Stored rows:
/---

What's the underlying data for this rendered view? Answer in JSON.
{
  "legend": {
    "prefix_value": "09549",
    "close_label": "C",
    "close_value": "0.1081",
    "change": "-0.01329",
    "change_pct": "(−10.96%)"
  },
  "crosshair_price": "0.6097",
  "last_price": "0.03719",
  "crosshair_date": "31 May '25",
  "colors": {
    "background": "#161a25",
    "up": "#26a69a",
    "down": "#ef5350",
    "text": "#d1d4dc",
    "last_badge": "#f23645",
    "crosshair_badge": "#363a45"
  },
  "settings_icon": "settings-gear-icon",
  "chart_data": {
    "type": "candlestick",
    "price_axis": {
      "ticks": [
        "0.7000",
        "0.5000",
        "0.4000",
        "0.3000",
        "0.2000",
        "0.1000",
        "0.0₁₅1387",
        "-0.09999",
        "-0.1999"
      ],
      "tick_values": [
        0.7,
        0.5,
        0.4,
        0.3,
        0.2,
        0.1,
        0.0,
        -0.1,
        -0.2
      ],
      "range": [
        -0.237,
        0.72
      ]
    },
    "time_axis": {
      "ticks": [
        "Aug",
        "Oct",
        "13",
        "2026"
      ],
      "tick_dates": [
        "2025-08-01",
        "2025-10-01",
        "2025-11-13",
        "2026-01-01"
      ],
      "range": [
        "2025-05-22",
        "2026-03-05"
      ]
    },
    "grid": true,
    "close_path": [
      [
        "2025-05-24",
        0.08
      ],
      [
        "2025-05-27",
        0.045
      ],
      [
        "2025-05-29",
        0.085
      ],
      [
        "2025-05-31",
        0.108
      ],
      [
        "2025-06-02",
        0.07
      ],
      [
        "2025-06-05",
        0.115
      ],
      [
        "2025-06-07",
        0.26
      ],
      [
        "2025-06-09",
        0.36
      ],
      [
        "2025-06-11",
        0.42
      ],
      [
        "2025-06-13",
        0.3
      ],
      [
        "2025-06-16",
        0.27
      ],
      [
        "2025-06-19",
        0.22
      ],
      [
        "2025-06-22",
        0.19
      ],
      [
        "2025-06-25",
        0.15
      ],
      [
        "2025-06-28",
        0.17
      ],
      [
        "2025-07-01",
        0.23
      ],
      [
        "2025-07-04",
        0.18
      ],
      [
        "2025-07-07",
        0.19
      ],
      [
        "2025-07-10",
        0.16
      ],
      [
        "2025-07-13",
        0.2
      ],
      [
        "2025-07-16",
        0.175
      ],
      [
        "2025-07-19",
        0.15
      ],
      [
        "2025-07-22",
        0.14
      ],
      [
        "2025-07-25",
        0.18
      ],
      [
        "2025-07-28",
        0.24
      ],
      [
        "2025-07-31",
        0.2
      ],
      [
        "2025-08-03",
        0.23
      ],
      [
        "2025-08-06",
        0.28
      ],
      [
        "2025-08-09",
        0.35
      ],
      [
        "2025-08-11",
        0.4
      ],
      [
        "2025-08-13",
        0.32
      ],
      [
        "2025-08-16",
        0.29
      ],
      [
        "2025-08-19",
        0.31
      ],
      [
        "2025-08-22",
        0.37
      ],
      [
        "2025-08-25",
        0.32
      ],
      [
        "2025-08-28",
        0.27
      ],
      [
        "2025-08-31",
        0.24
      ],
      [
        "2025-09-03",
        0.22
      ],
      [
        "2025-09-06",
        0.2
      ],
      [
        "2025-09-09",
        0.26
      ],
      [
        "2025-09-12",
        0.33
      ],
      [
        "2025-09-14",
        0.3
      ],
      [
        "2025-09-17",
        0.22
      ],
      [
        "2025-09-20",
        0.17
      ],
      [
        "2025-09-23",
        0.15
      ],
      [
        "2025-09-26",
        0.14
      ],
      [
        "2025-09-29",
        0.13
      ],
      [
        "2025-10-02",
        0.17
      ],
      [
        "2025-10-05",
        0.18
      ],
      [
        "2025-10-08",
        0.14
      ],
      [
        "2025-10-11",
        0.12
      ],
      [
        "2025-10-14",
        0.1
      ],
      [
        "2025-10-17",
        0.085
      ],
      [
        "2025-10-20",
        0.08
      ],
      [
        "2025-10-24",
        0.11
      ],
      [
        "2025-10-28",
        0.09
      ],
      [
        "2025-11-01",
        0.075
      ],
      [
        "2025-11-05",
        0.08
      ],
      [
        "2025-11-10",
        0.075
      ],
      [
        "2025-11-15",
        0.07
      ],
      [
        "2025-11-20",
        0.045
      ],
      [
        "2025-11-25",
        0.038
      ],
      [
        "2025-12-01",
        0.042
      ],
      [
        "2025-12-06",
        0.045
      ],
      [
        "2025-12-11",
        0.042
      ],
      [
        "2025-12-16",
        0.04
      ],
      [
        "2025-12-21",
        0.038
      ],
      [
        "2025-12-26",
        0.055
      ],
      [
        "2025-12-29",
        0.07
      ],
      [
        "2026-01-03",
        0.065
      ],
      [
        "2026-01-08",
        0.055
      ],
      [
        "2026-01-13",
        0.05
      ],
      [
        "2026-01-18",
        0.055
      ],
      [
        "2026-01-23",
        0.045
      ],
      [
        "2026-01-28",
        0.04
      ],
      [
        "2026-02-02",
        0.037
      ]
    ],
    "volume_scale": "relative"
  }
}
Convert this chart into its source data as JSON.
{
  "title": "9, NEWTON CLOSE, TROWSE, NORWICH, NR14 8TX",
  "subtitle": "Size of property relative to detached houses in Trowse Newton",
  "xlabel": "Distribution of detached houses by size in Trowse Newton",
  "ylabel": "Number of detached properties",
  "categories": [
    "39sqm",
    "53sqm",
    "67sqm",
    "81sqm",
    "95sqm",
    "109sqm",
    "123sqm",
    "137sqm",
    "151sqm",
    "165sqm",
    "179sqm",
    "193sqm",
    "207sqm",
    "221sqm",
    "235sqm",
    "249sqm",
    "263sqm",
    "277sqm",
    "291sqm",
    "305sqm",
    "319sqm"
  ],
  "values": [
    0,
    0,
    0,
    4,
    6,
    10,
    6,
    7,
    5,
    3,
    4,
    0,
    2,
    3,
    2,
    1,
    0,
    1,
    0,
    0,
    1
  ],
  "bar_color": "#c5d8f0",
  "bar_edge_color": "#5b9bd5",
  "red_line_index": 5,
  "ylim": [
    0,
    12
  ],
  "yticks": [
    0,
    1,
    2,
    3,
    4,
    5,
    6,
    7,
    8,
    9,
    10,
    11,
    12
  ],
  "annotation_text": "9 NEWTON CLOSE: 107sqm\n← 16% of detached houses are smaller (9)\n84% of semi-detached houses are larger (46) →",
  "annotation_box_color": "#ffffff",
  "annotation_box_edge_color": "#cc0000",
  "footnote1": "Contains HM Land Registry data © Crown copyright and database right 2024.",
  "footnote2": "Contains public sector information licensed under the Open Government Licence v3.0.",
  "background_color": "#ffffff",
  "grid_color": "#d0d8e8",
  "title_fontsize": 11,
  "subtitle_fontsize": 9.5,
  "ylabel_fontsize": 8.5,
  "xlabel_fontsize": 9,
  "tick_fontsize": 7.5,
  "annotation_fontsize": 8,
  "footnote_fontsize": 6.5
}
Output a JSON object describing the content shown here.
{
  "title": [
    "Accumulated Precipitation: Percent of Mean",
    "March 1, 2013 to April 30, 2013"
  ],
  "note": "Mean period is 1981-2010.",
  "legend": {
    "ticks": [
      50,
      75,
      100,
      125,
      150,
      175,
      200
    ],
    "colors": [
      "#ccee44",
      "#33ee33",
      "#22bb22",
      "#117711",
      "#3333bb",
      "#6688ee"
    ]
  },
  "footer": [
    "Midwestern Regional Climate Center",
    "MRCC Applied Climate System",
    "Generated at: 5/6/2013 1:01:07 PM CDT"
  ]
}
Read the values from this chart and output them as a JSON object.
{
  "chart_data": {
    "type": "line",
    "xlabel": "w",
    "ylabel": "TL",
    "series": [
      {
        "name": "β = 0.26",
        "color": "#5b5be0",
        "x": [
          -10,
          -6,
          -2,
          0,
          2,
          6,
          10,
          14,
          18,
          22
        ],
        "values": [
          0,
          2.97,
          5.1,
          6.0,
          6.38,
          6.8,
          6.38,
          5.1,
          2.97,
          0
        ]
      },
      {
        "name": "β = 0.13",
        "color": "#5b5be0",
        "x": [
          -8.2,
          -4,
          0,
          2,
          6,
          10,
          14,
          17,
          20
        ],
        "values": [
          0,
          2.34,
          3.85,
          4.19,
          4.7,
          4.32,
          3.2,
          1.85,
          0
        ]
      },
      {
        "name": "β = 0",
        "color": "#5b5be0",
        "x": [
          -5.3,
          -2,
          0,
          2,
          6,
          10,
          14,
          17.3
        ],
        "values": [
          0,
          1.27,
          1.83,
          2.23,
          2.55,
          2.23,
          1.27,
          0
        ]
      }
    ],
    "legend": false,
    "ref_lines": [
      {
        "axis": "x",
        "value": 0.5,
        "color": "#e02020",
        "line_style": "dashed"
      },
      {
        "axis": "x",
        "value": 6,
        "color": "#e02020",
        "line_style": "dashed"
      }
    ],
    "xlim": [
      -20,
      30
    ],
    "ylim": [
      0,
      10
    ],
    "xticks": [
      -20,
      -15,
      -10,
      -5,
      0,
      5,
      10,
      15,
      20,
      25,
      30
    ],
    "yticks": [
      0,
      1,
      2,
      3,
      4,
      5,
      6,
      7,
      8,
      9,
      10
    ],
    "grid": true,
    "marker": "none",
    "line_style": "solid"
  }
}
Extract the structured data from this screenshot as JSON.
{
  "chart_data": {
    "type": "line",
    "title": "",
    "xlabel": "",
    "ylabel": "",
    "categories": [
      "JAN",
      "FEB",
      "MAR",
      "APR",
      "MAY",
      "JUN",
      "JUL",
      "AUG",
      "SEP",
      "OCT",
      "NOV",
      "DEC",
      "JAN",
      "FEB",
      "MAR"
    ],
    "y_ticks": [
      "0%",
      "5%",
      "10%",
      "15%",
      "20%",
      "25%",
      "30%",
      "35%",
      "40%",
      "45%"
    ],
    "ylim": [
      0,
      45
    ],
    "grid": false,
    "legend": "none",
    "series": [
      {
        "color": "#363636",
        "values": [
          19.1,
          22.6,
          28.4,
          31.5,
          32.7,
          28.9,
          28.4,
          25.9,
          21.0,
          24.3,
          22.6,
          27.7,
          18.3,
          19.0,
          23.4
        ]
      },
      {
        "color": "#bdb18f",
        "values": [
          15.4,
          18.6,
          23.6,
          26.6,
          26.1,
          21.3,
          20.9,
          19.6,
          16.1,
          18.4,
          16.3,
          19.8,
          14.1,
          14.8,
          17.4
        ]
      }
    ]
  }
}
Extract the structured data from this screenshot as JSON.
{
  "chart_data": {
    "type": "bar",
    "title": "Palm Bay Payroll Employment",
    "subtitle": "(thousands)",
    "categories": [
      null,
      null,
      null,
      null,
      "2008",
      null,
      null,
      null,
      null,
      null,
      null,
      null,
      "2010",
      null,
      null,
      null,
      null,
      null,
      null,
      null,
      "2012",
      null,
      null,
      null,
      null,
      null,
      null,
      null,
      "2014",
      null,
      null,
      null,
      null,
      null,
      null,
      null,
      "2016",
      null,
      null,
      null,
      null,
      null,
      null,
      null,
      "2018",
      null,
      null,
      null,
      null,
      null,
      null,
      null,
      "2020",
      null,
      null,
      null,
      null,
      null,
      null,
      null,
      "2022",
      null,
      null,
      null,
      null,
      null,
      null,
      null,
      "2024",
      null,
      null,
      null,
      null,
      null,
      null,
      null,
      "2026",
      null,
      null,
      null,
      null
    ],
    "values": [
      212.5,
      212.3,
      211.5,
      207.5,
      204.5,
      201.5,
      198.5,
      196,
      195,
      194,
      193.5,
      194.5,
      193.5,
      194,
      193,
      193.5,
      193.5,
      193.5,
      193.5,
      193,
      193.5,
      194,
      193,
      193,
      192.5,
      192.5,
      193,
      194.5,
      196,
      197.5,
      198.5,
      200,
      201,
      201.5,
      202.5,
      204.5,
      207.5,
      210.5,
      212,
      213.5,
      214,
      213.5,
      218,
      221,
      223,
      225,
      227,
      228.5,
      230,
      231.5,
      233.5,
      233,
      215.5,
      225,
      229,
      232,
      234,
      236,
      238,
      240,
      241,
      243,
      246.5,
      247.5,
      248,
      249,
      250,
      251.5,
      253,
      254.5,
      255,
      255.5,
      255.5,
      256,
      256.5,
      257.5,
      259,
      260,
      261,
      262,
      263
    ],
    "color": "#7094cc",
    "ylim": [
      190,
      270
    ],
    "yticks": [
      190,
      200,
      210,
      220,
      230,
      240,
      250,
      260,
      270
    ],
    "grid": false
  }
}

\---

Look through the lines above and collect those with the word "type".

The reply:
    "type": "candlestick",
    "type": "line",
    "type": "line",
    "type": "bar",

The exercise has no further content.